__What is required__: Write out each entry, exactly the way it appears.

__Given information__:
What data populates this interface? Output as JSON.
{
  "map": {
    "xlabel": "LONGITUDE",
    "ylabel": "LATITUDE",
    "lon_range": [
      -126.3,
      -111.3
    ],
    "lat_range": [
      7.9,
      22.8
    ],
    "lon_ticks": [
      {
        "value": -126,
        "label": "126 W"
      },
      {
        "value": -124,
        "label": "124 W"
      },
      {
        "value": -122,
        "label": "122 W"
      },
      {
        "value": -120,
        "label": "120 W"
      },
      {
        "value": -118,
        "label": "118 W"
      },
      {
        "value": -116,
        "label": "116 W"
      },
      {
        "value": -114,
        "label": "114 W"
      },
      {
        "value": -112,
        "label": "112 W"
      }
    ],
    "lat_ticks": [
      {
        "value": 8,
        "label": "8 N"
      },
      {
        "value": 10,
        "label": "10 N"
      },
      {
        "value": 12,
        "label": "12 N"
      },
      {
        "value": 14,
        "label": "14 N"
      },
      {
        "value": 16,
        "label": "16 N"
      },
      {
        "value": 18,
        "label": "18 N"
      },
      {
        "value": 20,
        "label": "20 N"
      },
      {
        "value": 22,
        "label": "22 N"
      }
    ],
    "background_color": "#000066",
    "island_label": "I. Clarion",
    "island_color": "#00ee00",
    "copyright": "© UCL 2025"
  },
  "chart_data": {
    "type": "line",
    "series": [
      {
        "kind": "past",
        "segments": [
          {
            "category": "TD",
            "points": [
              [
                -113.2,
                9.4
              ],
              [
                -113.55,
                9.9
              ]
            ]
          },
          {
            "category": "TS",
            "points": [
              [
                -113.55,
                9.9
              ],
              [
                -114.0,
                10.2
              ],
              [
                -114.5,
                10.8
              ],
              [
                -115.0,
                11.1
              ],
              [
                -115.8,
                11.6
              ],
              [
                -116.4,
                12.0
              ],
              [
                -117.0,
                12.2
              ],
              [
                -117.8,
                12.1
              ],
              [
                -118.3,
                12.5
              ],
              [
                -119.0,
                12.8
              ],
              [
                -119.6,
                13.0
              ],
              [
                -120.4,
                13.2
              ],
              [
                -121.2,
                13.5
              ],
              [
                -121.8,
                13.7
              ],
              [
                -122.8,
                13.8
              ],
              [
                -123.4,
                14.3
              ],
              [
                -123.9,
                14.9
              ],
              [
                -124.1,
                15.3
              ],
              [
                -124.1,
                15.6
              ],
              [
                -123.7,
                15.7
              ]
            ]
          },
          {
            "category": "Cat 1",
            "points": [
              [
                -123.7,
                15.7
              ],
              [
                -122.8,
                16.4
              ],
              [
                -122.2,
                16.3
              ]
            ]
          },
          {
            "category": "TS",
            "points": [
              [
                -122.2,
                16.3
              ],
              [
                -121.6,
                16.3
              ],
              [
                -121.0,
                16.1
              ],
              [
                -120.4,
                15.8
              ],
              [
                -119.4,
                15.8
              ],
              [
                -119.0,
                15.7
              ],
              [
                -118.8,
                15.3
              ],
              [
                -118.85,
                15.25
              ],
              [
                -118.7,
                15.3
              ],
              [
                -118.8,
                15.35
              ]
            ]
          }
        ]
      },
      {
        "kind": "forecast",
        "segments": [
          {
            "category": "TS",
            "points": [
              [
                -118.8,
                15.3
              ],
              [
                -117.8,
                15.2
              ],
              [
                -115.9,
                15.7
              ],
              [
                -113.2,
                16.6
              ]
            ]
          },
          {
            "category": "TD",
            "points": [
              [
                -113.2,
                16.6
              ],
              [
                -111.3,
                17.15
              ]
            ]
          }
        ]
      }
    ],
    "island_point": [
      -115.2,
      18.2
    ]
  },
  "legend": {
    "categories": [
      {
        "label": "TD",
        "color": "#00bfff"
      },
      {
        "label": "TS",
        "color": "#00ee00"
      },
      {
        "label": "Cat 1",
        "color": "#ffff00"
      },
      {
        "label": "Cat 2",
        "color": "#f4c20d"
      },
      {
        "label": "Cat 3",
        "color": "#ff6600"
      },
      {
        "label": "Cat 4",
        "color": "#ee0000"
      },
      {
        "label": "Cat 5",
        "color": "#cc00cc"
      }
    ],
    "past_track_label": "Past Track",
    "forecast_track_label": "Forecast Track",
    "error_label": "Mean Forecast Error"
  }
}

__Response__:
What data populates this interface? Output as JSON.
{
  "map": {
    "xlabel": "LONGITUDE",
    "ylabel": "LATITUDE",
    "lon_range": [
      -126.3,
      -111.3
    ],
    "lat_range": [
      7.9,
      22.8
    ],
    "lon_ticks": [
      {
        "value": -126,
        "label": "126 W"
      },
      {
        "value": -124,
        "label": "124 W"
      },
      {
        "value": -122,
        "label": "122 W"
      },
      {
        "value": -120,
        "label": "120 W"
      },
      {
        "value": -118,
        "label": "118 W"
      },
      {
        "value": -116,
        "label": "116 W"
      },
      {
        "value": -114,
        "label": "114 W"
      },
      {
        "value": -112,
        "label": "112 W"
      }
    ],
    "lat_ticks": [
      {
        "value": 8,
        "label": "8 N"
      },
      {
        "value": 10,
        "label": "10 N"
      },
      {
        "value": 12,
        "label": "12 N"
      },
      {
        "value": 14,
        "label": "14 N"
      },
      {
        "value": 16,
        "label": "16 N"
      },
      {
        "value": 18,
        "label": "18 N"
      },
      {
        "value": 20,
        "label": "20 N"
      },
      {
        "value": 22,
        "label": "22 N"
      }
    ],
    "background_color": "#000066",
    "island_label": "I. Clarion",
    "island_color": "#00ee00",
    "copyright": "© UCL 2025"
  },
  "chart_data": {
    "type": "line",
    "series": [
      {
        "kind": "past",
        "segments": [
          {
            "category": "TD",
            "points": [
              [
                -113.2,
                9.4
              ],
              [
                -113.55,
                9.9
              ]
            ]
          },
          {
            "category": "TS",
            "points": [
              [
                -113.55,
                9.9
              ],
              [
                -114.0,
                10.2
              ],
              [
                -114.5,
                10.8
              ],
              [
                -115.0,
                11.1
              ],
              [
                -115.8,
                11.6
              ],
              [
                -116.4,
                12.0
              ],
              [
                -117.0,
                12.2
              ],
              [
                -117.8,
                12.1
              ],
              [
                -118.3,
                12.5
              ],
              [
                -119.0,
                12.8
              ],
              [
                -119.6,
                13.0
              ],
              [
                -120.4,
                13.2
              ],
              [
                -121.2,
                13.5
              ],
              [
                -121.8,
                13.7
              ],
              [
                -122.8,
                13.8
              ],
              [
                -123.4,
                14.3
              ],
              [
                -123.9,
                14.9
              ],
              [
                -124.1,
                15.3
              ],
              [
                -124.1,
                15.6
              ],
              [
                -123.7,
                15.7
              ]
            ]
          },
          {
            "category": "Cat 1",
            "points": [
              [
                -123.7,
                15.7
              ],
              [
                -122.8,
                16.4
              ],
              [
                -122.2,
                16.3
              ]
            ]
          },
          {
            "category": "TS",
            "points": [
              [
                -122.2,
                16.3
              ],
              [
                -121.6,
                16.3
              ],
              [
                -121.0,
                16.1
              ],
              [
                -120.4,
                15.8
              ],
              [
                -119.4,
                15.8
              ],
              [
                -119.0,
                15.7
              ],
              [
                -118.8,
                15.3
              ],
              [
                -118.85,
                15.25
              ],
              [
                -118.7,
                15.3
              ],
              [
                -118.8,
                15.35
              ]
            ]
          }
        ]
      },
      {
        "kind": "forecast",
        "segments": [
          {
            "category": "TS",
            "points": [
              [
                -118.8,
                15.3
              ],
              [
                -117.8,
                15.2
              ],
              [
                -115.9,
                15.7
              ],
              [
                -113.2,
                16.6
              ]
            ]
          },
          {
            "category": "TD",
            "points": [
              [
                -113.2,
                16.6
              ],
              [
                -111.3,
                17.15
              ]
            ]
          }
        ]
      }
    ],
    "island_point": [
      -115.2,
      18.2
    ]
  },
  "legend": {
    "categories": [
      {
        "label": "TD",
        "color": "#00bfff"
      },
      {
        "label": "TS",
        "color": "#00ee00"
      },
      {
        "label": "Cat 1",
        "color": "#ffff00"
      },
      {
        "label": "Cat 2",
        "color": "#f4c20d"
      },
      {
        "label": "Cat 3",
        "color": "#ff6600"
      },
      {
        "label": "Cat 4",
        "color": "#ee0000"
      },
      {
        "label": "Cat 5",
        "color": "#cc00cc"
      }
    ],
    "past_track_label": "Past Track",
    "forecast_track_label": "Forecast Track",
    "error_label": "Mean Forecast Error"
  }
}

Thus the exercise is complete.